(Items listed in a dataset)
[BEGIN]

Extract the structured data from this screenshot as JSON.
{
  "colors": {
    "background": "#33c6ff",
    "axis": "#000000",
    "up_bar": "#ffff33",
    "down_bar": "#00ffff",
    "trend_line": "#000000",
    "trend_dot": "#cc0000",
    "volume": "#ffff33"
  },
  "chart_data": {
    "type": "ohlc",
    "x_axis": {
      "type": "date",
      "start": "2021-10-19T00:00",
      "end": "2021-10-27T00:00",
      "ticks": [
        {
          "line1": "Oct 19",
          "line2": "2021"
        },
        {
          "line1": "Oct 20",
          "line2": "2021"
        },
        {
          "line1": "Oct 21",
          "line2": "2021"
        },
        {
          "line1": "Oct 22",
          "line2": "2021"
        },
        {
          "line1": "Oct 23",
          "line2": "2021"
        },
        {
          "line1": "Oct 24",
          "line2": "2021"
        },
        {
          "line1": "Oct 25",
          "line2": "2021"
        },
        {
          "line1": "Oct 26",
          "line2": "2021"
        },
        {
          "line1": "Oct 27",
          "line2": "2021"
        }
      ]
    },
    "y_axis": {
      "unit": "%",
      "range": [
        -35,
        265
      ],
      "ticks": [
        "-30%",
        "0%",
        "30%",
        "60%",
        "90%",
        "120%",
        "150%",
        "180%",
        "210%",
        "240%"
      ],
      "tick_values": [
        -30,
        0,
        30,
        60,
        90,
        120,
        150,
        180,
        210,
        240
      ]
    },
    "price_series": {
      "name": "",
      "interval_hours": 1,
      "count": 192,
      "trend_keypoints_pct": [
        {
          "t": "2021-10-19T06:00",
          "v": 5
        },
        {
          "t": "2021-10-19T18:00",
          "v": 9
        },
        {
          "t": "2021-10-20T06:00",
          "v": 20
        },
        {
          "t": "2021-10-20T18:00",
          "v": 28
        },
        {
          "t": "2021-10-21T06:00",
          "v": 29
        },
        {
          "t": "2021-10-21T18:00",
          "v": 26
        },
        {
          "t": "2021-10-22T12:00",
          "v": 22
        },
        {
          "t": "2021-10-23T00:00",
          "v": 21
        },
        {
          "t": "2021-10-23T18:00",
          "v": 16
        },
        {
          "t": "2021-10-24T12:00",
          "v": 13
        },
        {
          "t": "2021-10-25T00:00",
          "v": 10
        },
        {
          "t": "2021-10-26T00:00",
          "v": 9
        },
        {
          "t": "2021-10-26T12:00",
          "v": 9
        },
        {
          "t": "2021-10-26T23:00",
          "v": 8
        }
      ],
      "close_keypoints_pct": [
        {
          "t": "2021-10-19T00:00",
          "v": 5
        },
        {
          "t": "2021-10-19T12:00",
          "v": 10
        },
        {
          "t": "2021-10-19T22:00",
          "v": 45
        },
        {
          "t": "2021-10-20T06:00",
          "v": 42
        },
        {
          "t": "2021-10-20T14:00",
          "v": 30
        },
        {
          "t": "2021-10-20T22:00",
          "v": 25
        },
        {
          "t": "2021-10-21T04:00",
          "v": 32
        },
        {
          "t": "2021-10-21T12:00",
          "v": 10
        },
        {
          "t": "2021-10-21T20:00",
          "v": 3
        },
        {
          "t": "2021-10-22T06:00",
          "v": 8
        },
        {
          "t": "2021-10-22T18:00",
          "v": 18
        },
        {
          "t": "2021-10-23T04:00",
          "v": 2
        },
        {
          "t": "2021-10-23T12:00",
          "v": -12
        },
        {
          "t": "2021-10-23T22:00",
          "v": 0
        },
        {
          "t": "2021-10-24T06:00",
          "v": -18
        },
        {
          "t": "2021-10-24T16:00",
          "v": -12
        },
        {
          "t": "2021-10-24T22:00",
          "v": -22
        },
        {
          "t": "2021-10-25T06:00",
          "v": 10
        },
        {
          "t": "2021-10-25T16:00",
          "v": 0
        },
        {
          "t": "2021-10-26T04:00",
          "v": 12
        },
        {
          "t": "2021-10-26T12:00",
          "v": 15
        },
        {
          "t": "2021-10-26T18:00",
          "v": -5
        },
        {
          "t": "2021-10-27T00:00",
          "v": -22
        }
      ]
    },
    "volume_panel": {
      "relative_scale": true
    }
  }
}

[END]

Every record above must be duplicated exactly.

Extract the structured data from this screenshot as JSON.
{
  "colors": {
    "background": "#33c6ff",
    "axis": "#000000",
    "up_bar": "#ffff33",
    "down_bar": "#00ffff",
    "trend_line": "#000000",
    "trend_dot": "#cc0000",
    "volume": "#ffff33"
  },
  "chart_data": {
    "type": "ohlc",
    "x_axis": {
      "type": "date",
      "start": "2021-10-19T00:00",
      "end": "2021-10-27T00:00",
      "ticks": [
        {
          "line1": "Oct 19",
          "line2": "2021"
        },
        {
          "line1": "Oct 20",
          "line2": "2021"
        },
        {
          "line1": "Oct 21",
          "line2": "2021"
        },
        {
          "line1": "Oct 22",
          "line2": "2021"
        },
        {
          "line1": "Oct 23",
          "line2": "2021"
        },
        {
          "line1": "Oct 24",
          "line2": "2021"
        },
        {
          "line1": "Oct 25",
          "line2": "2021"
        },
        {
          "line1": "Oct 26",
          "line2": "2021"
        },
        {
          "line1": "Oct 27",
          "line2": "2021"
        }
      ]
    },
    "y_axis": {
      "unit": "%",
      "range": [
        -35,
        265
      ],
      "ticks": [
        "-30%",
        "0%",
        "30%",
        "60%",
        "90%",
        "120%",
        "150%",
        "180%",
        "210%",
        "240%"
      ],
      "tick_values": [
        -30,
        0,
        30,
        60,
        90,
        120,
        150,
        180,
        210,
        240
      ]
    },
    "price_series": {
      "name": "",
      "interval_hours": 1,
      "count": 192,
      "trend_keypoints_pct": [
        {
          "t": "2021-10-19T06:00",
          "v": 5
        },
        {
          "t": "2021-10-19T18:00",
          "v": 9
        },
        {
          "t": "2021-10-20T06:00",
          "v": 20
        },
        {
          "t": "2021-10-20T18:00",
          "v": 28
        },
        {
          "t": "2021-10-21T06:00",
          "v": 29
        },
        {
          "t": "2021-10-21T18:00",
          "v": 26
        },
        {
          "t": "2021-10-22T12:00",
          "v": 22
        },
        {
          "t": "2021-10-23T00:00",
          "v": 21
        },
        {
          "t": "2021-10-23T18:00",
          "v": 16
        },
        {
          "t": "2021-10-24T12:00",
          "v": 13
        },
        {
          "t": "2021-10-25T00:00",
          "v": 10
        },
        {
          "t": "2021-10-26T00:00",
          "v": 9
        },
        {
          "t": "2021-10-26T12:00",
          "v": 9
        },
        {
          "t": "2021-10-26T23:00",
          "v": 8
        }
      ],
      "close_keypoints_pct": [
        {
          "t": "2021-10-19T00:00",
          "v": 5
        },
        {
          "t": "2021-10-19T12:00",
          "v": 10
        },
        {
          "t": "2021-10-19T22:00",
          "v": 45
        },
        {
          "t": "2021-10-20T06:00",
          "v": 42
        },
        {
          "t": "2021-10-20T14:00",
          "v": 30
        },
        {
          "t": "2021-10-20T22:00",
          "v": 25
        },
        {
          "t": "2021-10-21T04:00",
          "v": 32
        },
        {
          "t": "2021-10-21T12:00",
          "v": 10
        },
        {
          "t": "2021-10-21T20:00",
          "v": 3
        },
        {
          "t": "2021-10-22T06:00",
          "v": 8
        },
        {
          "t": "2021-10-22T18:00",
          "v": 18
        },
        {
          "t": "2021-10-23T04:00",
          "v": 2
        },
        {
          "t": "2021-10-23T12:00",
          "v": -12
        },
        {
          "t": "2021-10-23T22:00",
          "v": 0
        },
        {
          "t": "2021-10-24T06:00",
          "v": -18
        },
        {
          "t": "2021-10-24T16:00",
          "v": -12
        },
        {
          "t": "2021-10-24T22:00",
          "v": -22
        },
        {
          "t": "2021-10-25T06:00",
          "v": 10
        },
        {
          "t": "2021-10-25T16:00",
          "v": 0
        },
        {
          "t": "2021-10-26T04:00",
          "v": 12
        },
        {
          "t": "2021-10-26T12:00",
          "v": 15
        },
        {
          "t": "2021-10-26T18:00",
          "v": -5
        },
        {
          "t": "2021-10-27T00:00",
          "v": -22
        }
      ]
    },
    "volume_panel": {
      "relative_scale": true
    }
  }
}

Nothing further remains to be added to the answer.